Raw records:
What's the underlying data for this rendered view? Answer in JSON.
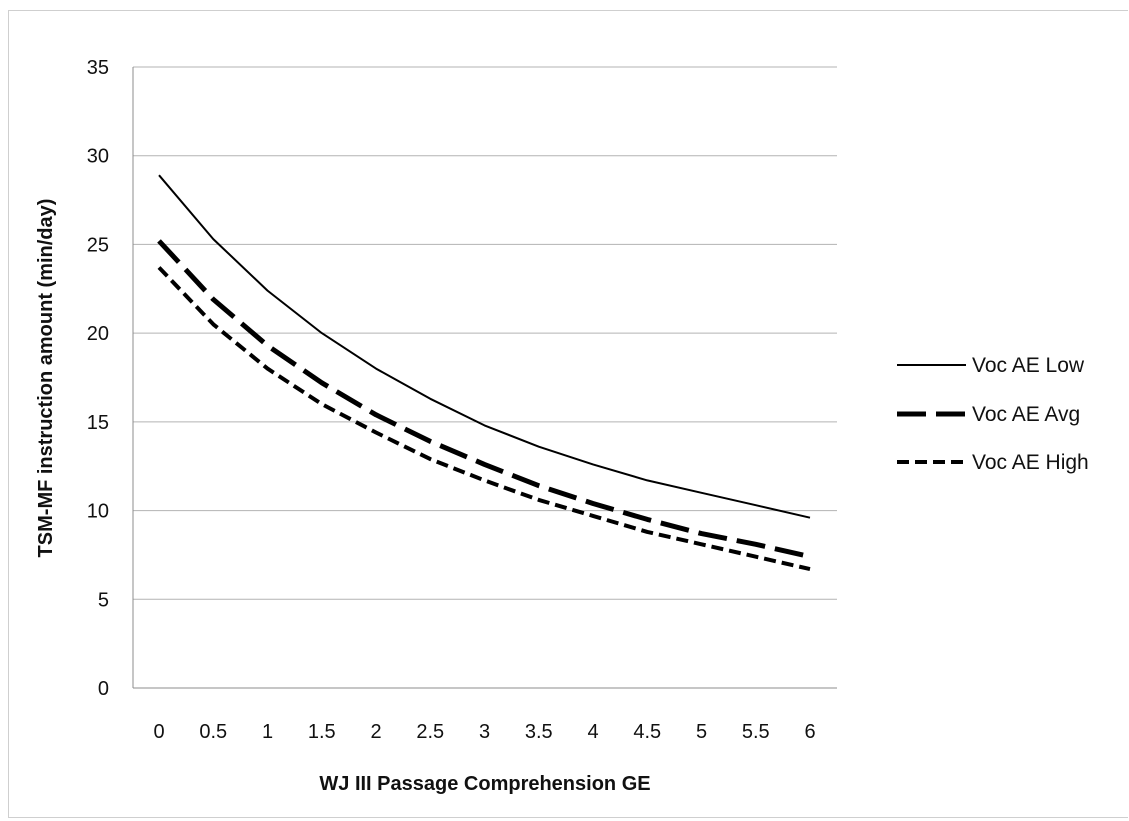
{
  "chart_data": {
    "type": "line",
    "title": "",
    "xlabel": "WJ III Passage Comprehension GE",
    "ylabel": "TSM-MF instruction amount (min/day)",
    "x": [
      0,
      0.5,
      1,
      1.5,
      2,
      2.5,
      3,
      3.5,
      4,
      4.5,
      5,
      5.5,
      6
    ],
    "x_tick_labels": [
      "0",
      "0.5",
      "1",
      "1.5",
      "2",
      "2.5",
      "3",
      "3.5",
      "4",
      "4.5",
      "5",
      "5.5",
      "6"
    ],
    "y_ticks": [
      0,
      5,
      10,
      15,
      20,
      25,
      30,
      35
    ],
    "ylim": [
      0,
      35
    ],
    "grid": "horizontal",
    "legend_position": "right",
    "series": [
      {
        "name": "Voc AE Low",
        "values": [
          28.9,
          25.3,
          22.4,
          20.0,
          18.0,
          16.3,
          14.8,
          13.6,
          12.6,
          11.7,
          11.0,
          10.3,
          9.6
        ],
        "line_style": "solid",
        "color": "#000000"
      },
      {
        "name": "Voc AE Avg",
        "values": [
          25.2,
          21.9,
          19.3,
          17.2,
          15.4,
          13.9,
          12.6,
          11.4,
          10.4,
          9.5,
          8.7,
          8.1,
          7.4
        ],
        "line_style": "long-dash",
        "color": "#000000"
      },
      {
        "name": "Voc AE High",
        "values": [
          23.7,
          20.5,
          18.0,
          16.0,
          14.4,
          12.9,
          11.7,
          10.6,
          9.7,
          8.8,
          8.1,
          7.4,
          6.7
        ],
        "line_style": "short-dash",
        "color": "#000000"
      }
    ]
  }
}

WORK INSTRUCTIONS: Every line holding "dash" should be copied out.

ANSWER:
        "line_style": "long-dash",
        "line_style": "short-dash",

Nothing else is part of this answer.